SET TASK:
Faithfully return all lines, omitting every embedded picture.

RECORDS SHOWN:
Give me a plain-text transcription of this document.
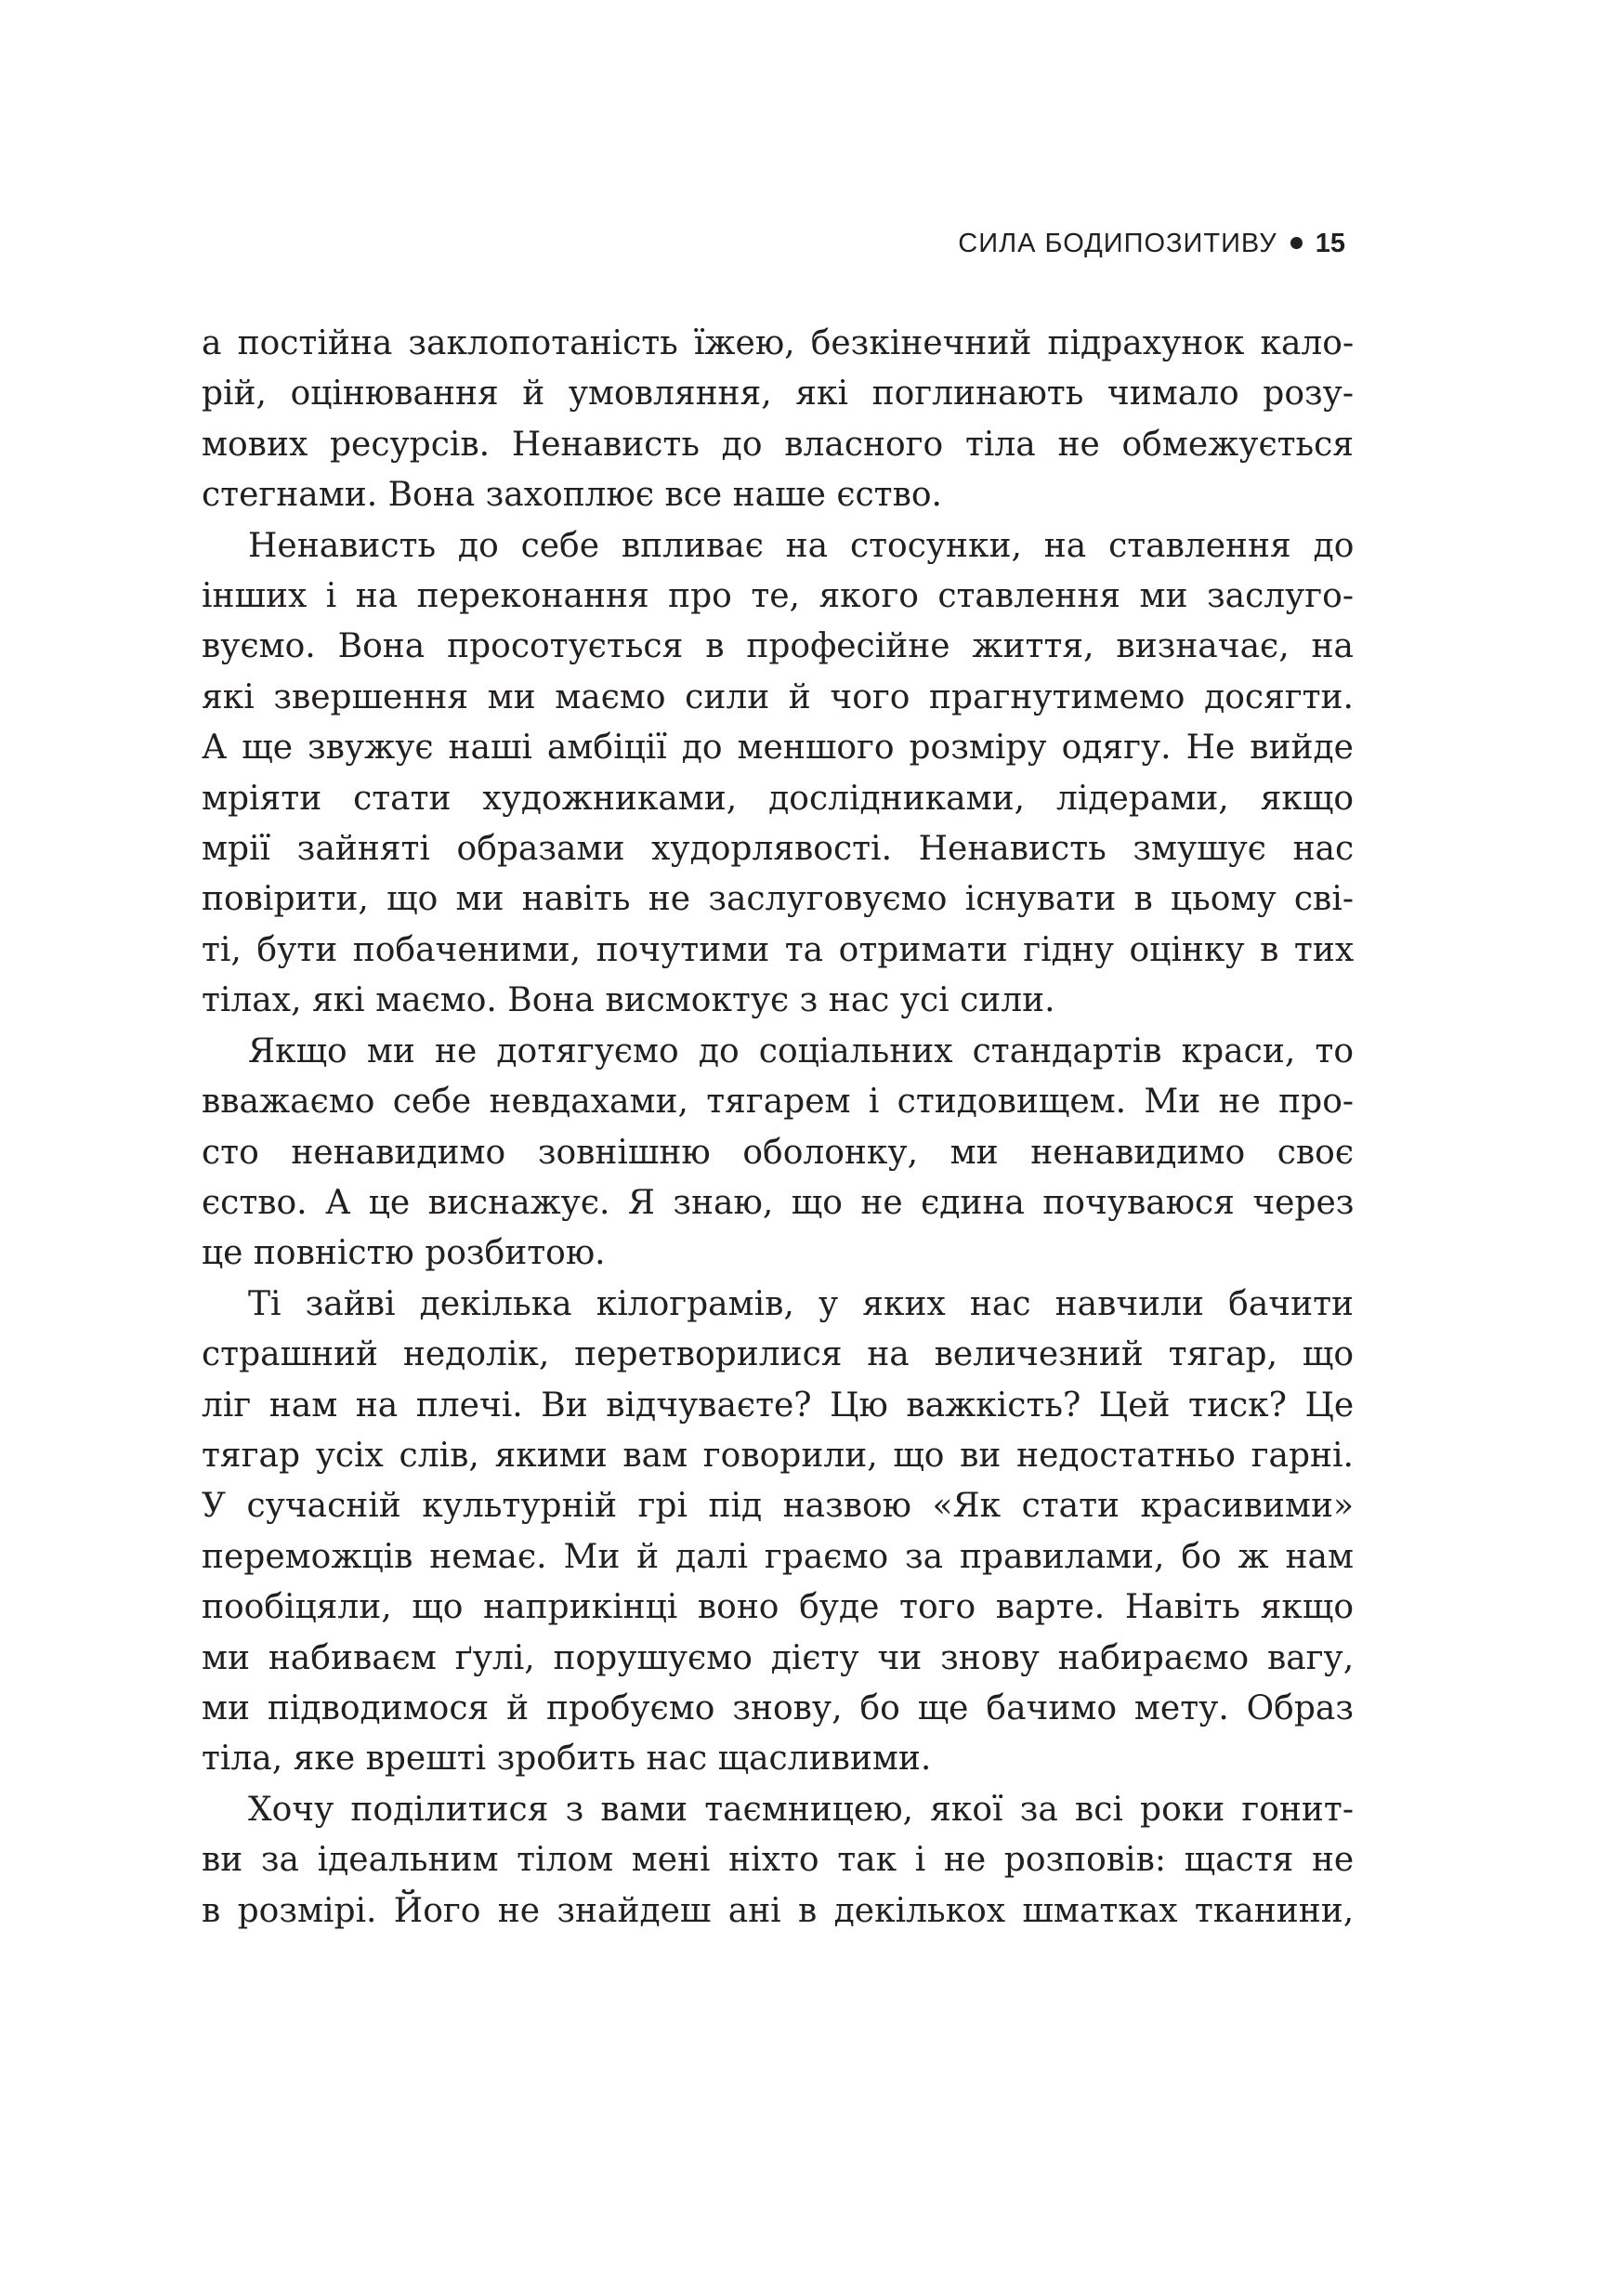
СИЛА БОДИПОЗИТИВУ 15
а постійна заклопотаність їжею, безкінечний підрахунок кало-
рій, оцінювання й умовляння, які поглинають чимало розу-
мових ресурсів. Ненависть до власного тіла не обмежується
стегнами. Вона захоплює все наше єство.
Ненависть до себе впливає на стосунки, на ставлення до
інших і на переконання про те, якого ставлення ми заслуго-
вуємо. Вона просотується в професійне життя, визначає, на
які звершення ми маємо сили й чого прагнутимемо досягти.
А ще звужує наші амбіції до меншого розміру одягу. Не вийде
мріяти стати художниками, дослідниками, лідерами, якщо
мрії зайняті образами худорлявості. Ненависть змушує нас
повірити, що ми навіть не заслуговуємо існувати в цьому сві-
ті, бути побаченими, почутими та отримати гідну оцінку в тих
тілах, які маємо. Вона висмоктує з нас усі сили.
Якщо ми не дотягуємо до соціальних стандартів краси, то
вважаємо себе невдахами, тягарем і стидовищем. Ми не про-
сто ненавидимо зовнішню оболонку, ми ненавидимо своє
єство. А це виснажує. Я знаю, що не єдина почуваюся через
це повністю розбитою.
Ті зайві декілька кілограмів, у яких нас навчили бачити
страшний недолік, перетворилися на величезний тягар, що
ліг нам на плечі. Ви відчуваєте? Цю важкість? Цей тиск? Це
тягар усіх слів, якими вам говорили, що ви недостатньо гарні.
У сучасній культурній грі під назвою «Як стати красивими»
переможців немає. Ми й далі граємо за правилами, бо ж нам
пообіцяли, що наприкінці воно буде того варте. Навіть якщо
ми набиваєм ґулі, порушуємо дієту чи знову набираємо вагу,
ми підводимося й пробуємо знову, бо ще бачимо мету. Образ
тіла, яке врешті зробить нас щасливими.
Хочу поділитися з вами таємницею, якої за всі роки гонит-
ви за ідеальним тілом мені ніхто так і не розповів: щастя не
в розмірі. Його не знайдеш ані в декількох шматках тканини,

WRITTEN RESPONSE:
Give me a plain-text transcription of this document.
СИЛА БОДИПОЗИТИВУ 15
а постійна заклопотаність їжею, безкінечний підрахунок кало-
рій, оцінювання й умовляння, які поглинають чимало розу-
мових ресурсів. Ненависть до власного тіла не обмежується
стегнами. Вона захоплює все наше єство.
Ненависть до себе впливає на стосунки, на ставлення до
інших і на переконання про те, якого ставлення ми заслуго-
вуємо. Вона просотується в професійне життя, визначає, на
які звершення ми маємо сили й чого прагнутимемо досягти.
А ще звужує наші амбіції до меншого розміру одягу. Не вийде
мріяти стати художниками, дослідниками, лідерами, якщо
мрії зайняті образами худорлявості. Ненависть змушує нас
повірити, що ми навіть не заслуговуємо існувати в цьому сві-
ті, бути побаченими, почутими та отримати гідну оцінку в тих
тілах, які маємо. Вона висмоктує з нас усі сили.
Якщо ми не дотягуємо до соціальних стандартів краси, то
вважаємо себе невдахами, тягарем і стидовищем. Ми не про-
сто ненавидимо зовнішню оболонку, ми ненавидимо своє
єство. А це виснажує. Я знаю, що не єдина почуваюся через
це повністю розбитою.
Ті зайві декілька кілограмів, у яких нас навчили бачити
страшний недолік, перетворилися на величезний тягар, що
ліг нам на плечі. Ви відчуваєте? Цю важкість? Цей тиск? Це
тягар усіх слів, якими вам говорили, що ви недостатньо гарні.
У сучасній культурній грі під назвою «Як стати красивими»
переможців немає. Ми й далі граємо за правилами, бо ж нам
пообіцяли, що наприкінці воно буде того варте. Навіть якщо
ми набиваєм ґулі, порушуємо дієту чи знову набираємо вагу,
ми підводимося й пробуємо знову, бо ще бачимо мету. Образ
тіла, яке врешті зробить нас щасливими.
Хочу поділитися з вами таємницею, якої за всі роки гонит-
ви за ідеальним тілом мені ніхто так і не розповів: щастя не
в розмірі. Його не знайдеш ані в декількох шматках тканини,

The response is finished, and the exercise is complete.